> _Records supplied_

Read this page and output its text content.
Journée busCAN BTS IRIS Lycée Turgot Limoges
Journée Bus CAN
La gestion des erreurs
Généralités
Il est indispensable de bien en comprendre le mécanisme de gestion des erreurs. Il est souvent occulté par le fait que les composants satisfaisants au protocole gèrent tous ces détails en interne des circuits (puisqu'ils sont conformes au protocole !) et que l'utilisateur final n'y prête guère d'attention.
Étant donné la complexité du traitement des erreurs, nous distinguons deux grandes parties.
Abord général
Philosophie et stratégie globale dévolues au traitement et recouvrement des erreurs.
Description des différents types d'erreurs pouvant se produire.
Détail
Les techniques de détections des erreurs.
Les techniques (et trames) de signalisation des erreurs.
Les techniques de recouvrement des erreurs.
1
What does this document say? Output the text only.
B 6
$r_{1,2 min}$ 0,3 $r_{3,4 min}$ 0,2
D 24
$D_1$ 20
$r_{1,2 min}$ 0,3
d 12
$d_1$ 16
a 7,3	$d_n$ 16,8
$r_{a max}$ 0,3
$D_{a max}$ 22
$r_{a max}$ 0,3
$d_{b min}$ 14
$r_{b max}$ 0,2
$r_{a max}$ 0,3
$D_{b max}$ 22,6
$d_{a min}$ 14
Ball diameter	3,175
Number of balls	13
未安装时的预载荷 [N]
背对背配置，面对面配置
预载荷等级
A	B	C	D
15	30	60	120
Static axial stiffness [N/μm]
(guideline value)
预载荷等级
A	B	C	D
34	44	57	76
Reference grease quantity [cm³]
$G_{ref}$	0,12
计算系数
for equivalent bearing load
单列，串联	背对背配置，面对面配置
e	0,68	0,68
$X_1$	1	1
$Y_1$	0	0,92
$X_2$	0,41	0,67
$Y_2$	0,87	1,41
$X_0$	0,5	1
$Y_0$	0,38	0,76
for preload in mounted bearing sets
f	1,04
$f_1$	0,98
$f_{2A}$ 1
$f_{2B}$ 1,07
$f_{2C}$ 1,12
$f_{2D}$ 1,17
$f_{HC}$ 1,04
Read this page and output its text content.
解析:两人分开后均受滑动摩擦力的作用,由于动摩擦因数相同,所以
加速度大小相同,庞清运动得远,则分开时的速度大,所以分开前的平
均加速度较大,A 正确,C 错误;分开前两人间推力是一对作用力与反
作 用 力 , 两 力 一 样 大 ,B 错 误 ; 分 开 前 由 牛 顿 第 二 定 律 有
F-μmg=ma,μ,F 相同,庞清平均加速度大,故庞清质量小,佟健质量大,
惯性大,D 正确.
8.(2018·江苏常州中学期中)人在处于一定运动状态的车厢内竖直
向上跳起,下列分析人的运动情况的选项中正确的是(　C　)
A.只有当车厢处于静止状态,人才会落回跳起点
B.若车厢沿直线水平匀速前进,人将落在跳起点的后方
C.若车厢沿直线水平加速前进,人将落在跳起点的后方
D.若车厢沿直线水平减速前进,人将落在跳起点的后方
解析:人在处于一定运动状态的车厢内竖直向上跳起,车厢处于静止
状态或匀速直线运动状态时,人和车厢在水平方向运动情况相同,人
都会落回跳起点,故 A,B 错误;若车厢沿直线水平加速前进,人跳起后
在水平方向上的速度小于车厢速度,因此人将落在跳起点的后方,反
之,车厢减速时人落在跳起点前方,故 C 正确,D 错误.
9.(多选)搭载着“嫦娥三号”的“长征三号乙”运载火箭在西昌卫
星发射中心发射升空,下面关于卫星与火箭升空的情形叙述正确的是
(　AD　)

> _Goal of the exercise_
Scan the lines for the string "Journée". Copy out each line that matches.

> _Solution_
Journée busCAN BTS IRIS Lycée Turgot Limoges
Journée Bus CAN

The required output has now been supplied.